Stored data
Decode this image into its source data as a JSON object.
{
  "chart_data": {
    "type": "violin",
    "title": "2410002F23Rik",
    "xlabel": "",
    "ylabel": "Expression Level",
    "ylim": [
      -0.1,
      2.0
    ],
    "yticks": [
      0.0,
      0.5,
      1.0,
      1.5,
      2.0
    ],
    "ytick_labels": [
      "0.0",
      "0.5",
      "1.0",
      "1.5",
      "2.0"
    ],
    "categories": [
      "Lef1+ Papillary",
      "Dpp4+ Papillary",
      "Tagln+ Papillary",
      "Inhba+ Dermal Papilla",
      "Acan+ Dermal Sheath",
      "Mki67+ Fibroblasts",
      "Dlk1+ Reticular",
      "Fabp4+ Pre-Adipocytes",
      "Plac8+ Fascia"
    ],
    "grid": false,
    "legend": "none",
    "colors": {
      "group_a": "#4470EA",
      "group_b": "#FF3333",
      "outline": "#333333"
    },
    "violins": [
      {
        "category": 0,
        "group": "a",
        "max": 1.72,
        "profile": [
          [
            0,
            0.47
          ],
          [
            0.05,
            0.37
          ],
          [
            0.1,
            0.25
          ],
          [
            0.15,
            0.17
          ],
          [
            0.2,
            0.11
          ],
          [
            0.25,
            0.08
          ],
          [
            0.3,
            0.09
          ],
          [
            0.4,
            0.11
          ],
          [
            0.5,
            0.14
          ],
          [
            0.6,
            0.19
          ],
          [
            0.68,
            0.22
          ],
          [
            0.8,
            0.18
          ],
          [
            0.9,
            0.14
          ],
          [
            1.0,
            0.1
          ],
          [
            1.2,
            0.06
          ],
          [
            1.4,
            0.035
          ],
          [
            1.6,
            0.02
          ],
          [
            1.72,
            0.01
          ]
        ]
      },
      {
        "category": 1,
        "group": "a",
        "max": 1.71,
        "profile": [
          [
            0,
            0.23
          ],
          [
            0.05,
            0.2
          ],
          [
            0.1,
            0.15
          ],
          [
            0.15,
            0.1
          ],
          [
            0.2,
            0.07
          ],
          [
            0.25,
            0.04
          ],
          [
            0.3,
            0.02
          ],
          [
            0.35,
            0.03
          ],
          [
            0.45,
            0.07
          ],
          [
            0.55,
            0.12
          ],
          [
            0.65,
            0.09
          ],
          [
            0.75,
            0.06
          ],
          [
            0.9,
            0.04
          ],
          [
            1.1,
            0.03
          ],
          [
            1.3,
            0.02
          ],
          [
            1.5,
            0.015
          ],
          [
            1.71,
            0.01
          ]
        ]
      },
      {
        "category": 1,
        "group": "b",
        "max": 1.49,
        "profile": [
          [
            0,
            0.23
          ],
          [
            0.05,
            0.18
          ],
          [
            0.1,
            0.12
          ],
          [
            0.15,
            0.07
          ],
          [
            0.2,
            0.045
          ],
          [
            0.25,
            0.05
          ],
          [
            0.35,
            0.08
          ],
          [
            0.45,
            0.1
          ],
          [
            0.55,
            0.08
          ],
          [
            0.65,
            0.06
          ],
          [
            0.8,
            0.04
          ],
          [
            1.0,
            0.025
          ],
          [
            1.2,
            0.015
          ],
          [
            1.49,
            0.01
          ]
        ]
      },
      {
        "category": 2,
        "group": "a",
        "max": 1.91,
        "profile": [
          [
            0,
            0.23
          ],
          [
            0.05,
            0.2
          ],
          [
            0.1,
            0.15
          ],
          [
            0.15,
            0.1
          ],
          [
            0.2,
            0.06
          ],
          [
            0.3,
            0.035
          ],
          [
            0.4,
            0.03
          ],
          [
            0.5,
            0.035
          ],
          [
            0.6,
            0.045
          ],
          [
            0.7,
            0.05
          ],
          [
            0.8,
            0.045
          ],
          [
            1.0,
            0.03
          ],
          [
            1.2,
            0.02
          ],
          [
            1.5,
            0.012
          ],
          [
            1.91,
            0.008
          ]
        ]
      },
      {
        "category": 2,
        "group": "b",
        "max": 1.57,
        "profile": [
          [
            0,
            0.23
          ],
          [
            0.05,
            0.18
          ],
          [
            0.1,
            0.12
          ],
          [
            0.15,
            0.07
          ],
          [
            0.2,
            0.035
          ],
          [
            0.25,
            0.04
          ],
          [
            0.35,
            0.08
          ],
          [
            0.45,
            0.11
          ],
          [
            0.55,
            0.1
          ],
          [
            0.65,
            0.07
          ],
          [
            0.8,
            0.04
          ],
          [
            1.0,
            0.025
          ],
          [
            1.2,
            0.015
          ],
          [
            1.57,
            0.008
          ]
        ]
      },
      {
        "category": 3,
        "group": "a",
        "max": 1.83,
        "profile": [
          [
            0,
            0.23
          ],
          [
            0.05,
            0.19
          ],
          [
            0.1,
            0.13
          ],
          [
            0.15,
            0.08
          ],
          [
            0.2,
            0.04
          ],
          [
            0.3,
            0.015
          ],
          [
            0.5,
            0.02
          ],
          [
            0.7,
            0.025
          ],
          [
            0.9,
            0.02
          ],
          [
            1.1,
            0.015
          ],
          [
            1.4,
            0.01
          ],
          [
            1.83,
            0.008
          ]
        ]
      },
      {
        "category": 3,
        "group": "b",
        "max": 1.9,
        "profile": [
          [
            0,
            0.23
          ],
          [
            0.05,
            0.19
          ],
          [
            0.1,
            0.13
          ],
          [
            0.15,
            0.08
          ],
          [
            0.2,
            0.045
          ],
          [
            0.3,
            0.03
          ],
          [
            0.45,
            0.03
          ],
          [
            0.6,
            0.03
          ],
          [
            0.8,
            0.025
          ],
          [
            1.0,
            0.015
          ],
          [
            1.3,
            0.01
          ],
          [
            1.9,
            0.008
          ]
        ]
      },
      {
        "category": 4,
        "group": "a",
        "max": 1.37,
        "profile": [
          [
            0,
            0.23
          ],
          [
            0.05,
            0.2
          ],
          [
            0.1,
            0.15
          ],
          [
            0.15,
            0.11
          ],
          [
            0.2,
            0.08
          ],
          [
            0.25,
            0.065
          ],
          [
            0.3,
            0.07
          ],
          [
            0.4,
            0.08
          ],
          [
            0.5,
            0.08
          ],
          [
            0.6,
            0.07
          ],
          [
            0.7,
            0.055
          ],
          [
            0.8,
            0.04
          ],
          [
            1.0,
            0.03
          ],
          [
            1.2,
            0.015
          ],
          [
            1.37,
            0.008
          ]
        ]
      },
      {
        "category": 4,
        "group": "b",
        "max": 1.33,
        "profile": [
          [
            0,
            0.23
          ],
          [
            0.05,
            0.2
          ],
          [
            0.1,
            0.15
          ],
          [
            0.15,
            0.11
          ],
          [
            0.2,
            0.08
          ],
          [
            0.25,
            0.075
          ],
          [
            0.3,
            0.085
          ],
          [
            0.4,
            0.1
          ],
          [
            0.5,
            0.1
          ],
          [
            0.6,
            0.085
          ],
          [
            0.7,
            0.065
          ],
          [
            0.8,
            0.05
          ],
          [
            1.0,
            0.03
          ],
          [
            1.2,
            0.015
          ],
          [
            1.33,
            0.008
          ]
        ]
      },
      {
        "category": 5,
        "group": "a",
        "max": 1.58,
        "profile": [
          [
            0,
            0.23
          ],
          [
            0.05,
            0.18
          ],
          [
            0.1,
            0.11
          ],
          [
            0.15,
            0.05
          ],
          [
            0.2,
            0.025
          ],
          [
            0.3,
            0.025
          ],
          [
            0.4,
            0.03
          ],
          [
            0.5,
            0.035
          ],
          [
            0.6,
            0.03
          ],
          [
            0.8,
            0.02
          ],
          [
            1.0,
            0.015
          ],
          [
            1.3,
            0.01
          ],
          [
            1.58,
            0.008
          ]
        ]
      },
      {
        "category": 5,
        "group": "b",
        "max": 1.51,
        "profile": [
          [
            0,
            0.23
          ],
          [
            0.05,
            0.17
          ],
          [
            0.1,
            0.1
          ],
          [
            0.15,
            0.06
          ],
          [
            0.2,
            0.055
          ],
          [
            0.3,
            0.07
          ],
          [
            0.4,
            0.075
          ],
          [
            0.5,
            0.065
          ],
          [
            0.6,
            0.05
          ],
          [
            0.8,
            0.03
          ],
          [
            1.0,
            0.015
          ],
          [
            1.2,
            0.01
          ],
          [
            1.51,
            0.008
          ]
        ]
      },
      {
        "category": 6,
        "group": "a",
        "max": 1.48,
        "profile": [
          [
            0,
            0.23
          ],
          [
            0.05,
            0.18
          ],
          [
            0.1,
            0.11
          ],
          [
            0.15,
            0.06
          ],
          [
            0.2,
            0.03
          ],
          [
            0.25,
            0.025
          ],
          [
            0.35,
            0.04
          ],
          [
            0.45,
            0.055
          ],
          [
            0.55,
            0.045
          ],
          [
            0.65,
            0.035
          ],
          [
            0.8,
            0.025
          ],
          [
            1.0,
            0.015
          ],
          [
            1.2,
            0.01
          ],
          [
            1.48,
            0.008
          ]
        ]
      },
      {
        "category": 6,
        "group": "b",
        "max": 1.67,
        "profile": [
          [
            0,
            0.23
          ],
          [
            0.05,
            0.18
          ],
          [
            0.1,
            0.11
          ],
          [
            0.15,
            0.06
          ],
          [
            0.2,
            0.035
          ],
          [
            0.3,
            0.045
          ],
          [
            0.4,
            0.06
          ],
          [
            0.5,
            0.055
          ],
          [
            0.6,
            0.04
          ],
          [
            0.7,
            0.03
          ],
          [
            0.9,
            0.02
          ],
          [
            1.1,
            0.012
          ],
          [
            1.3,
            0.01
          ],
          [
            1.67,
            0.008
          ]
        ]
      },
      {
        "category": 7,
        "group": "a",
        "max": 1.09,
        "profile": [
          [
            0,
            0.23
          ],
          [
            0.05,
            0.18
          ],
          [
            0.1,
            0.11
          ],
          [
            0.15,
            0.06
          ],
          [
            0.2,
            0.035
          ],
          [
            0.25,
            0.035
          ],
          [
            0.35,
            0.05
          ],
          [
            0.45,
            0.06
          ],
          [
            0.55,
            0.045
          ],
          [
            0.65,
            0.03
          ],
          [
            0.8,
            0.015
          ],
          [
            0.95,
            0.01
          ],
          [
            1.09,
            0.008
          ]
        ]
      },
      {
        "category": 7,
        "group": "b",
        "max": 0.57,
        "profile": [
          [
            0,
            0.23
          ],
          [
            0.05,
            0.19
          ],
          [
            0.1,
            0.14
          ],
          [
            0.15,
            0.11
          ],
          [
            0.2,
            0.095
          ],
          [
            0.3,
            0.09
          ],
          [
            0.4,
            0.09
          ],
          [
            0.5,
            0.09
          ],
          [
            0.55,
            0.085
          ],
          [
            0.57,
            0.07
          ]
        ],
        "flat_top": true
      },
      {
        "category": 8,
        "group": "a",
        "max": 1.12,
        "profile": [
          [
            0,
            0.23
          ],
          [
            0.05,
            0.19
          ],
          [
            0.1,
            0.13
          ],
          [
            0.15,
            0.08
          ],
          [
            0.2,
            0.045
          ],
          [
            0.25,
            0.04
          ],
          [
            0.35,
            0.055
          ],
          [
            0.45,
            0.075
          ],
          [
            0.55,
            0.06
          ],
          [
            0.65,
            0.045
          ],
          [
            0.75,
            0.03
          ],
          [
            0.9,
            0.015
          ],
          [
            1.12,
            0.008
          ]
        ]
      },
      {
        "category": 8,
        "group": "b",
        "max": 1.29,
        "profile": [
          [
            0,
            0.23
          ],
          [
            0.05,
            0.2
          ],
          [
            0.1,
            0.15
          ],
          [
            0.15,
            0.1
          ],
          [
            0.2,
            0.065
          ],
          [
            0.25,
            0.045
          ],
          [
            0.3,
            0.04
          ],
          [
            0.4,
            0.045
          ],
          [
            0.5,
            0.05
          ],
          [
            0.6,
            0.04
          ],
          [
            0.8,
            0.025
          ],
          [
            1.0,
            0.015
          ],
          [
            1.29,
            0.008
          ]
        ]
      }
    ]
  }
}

WRITTEN REQUEST: Report every line in the data above in which the word "Dermal" appears.

THE RESULT:
      "Inhba+ Dermal Papilla",
      "Acan+ Dermal Sheath",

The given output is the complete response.